§ Prompt: Transcribe the passage of the post on amendments to the DGCL between "Tag: Incorporations" and "are available here.", inclusive.

§ Document extract:
Tag: Incorporations


Amendments to the DGCL

Gregory P. Williams is chair of the Corporate Department at Richards, Layton & Finger. This post is based on a Richards, Layton & Finger publication, and is part of the Delaware law series, which is cosponsored by the Forum and Corporation Service Company; links to other posts in the series are available here.

Senate Bill 75, which contains several important amendments to the General Corporation Law of the State of Delaware (the “DGCL”), was signed by Delaware Governor Jack Markell on June 24, 2015. As described in this post, the 2015 legislation includes, among other things:

  • Prohibition on Fee Shifting. The legislation amends Sections 102 and 109 to prohibit “fee shifting” provisions in certificates of incorporation and bylaws of stock corporations.
  • Authorization of Delaware Forum Selection Clauses. The legislation adds new Section 115 to validate provisions in certificates of incorporation and bylaws that select the Delaware courts as the exclusive forum for “internal corporate claims.”

Stored items

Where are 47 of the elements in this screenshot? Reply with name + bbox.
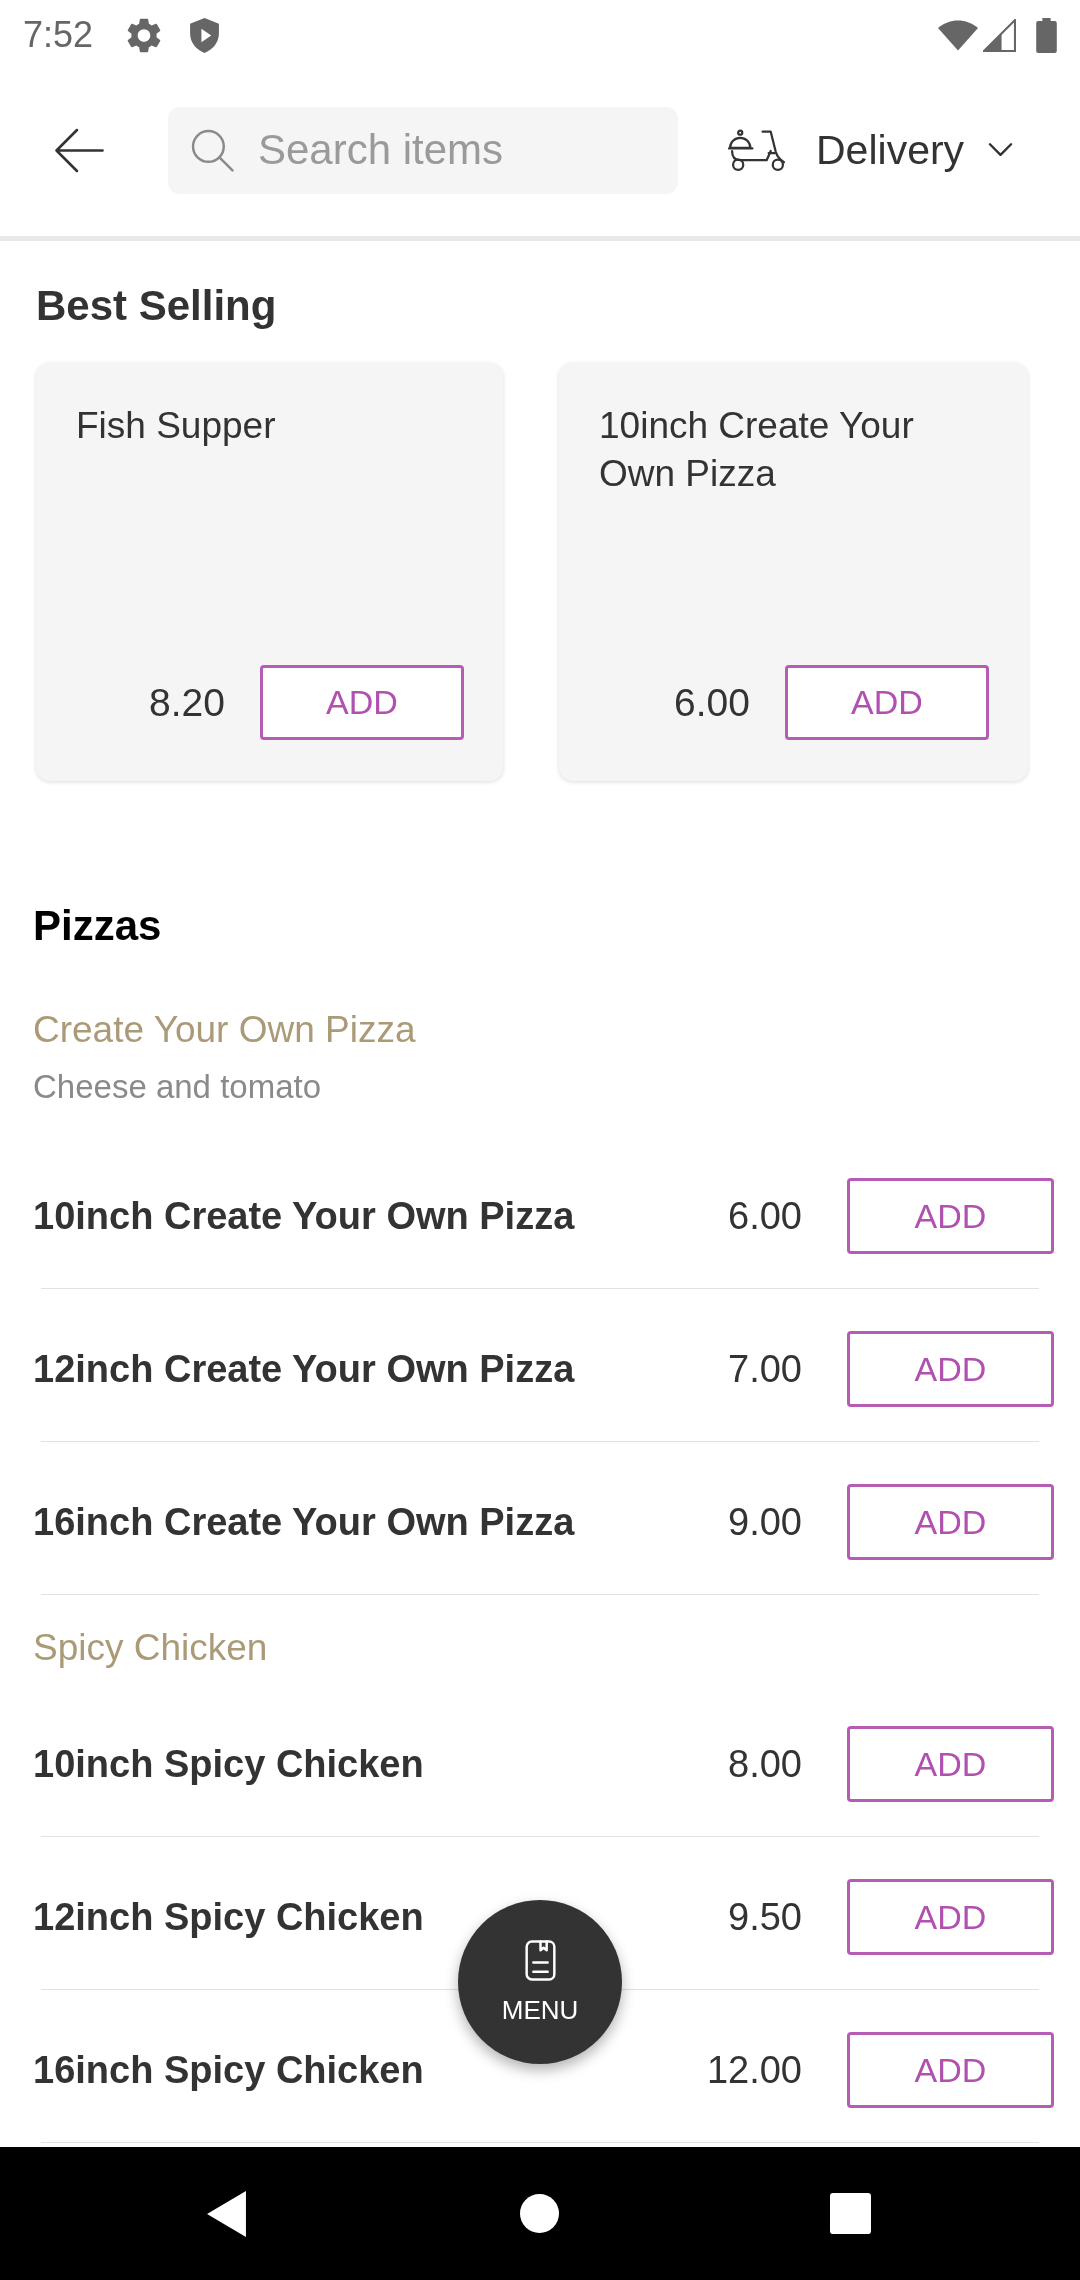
product-price: 6.00 [674, 679, 750, 726]
battery-icon [1036, 17, 1057, 53]
category-title: Spicy Chicken [33, 1626, 268, 1670]
search-icon [191, 128, 234, 172]
product-name: Fish Supper [76, 404, 276, 448]
menu-button[interactable]: MENU [458, 1900, 622, 2064]
add-button[interactable]: ADD [785, 665, 989, 740]
add-button[interactable]: ADD [847, 1726, 1054, 1802]
product-card[interactable]: Fish Supper 8.20 ADD [36, 363, 503, 781]
add-button[interactable]: ADD [847, 1178, 1054, 1254]
chevron-down-icon [988, 142, 1014, 158]
product-card[interactable]: 10inch Create Your Own Pizza 6.00 ADD [559, 363, 1028, 781]
search-field[interactable]: Search items [168, 106, 678, 194]
item-price: 8.00 [728, 1742, 802, 1786]
item-name: 10inch Create Your Own Pizza [33, 1194, 575, 1239]
item-price: 9.00 [728, 1500, 802, 1544]
gear-icon [127, 17, 162, 53]
item-name: 16inch Create Your Own Pizza [33, 1500, 575, 1545]
delivery-dropdown[interactable]: Delivery [728, 126, 1014, 174]
category-title: Create Your Own Pizza [33, 1008, 416, 1052]
product-name: 10inch Create Your Own Pizza [599, 404, 915, 496]
item-name: 12inch Create Your Own Pizza [33, 1347, 575, 1392]
section-title: Best Selling [36, 281, 277, 331]
booklet-icon [524, 1939, 556, 1981]
item-price: 12.00 [706, 2048, 802, 2092]
signal-icon [983, 18, 1016, 52]
item-price: 9.50 [728, 1895, 802, 1939]
add-button[interactable]: ADD [847, 2032, 1054, 2108]
wifi-icon [938, 19, 978, 51]
add-button[interactable]: ADD [847, 1879, 1054, 1955]
add-button[interactable]: ADD [847, 1331, 1054, 1407]
status-time: 7:52 [23, 14, 94, 56]
category-description: Cheese and tomato [33, 1067, 322, 1107]
add-button[interactable]: ADD [260, 665, 464, 740]
section-title: Pizzas [33, 901, 162, 951]
item-name: 12inch Spicy Chicken [33, 1895, 424, 1940]
item-price: 6.00 [728, 1194, 802, 1238]
item-price: 7.00 [728, 1347, 802, 1391]
add-button[interactable]: ADD [847, 1484, 1054, 1560]
shield-icon [189, 17, 221, 53]
product-price: 8.20 [149, 679, 225, 726]
item-name: 16inch Spicy Chicken [33, 2048, 424, 2093]
back-icon[interactable] [53, 127, 105, 173]
item-name: 10inch Spicy Chicken [33, 1742, 424, 1787]
scooter-icon [728, 128, 787, 172]
back-icon[interactable] [207, 2190, 246, 2237]
home-icon[interactable] [520, 2194, 559, 2233]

§ Reply to the task:
Tag: Incorporations


Amendments to the DGCL

Gregory P. Williams is chair of the Corporate Department at Richards, Layton & Finger. This post is based on a Richards, Layton & Finger publication, and is part of the Delaware law series, which is cosponsored by the Forum and Corporation Service Company; links to other posts in the series are available here.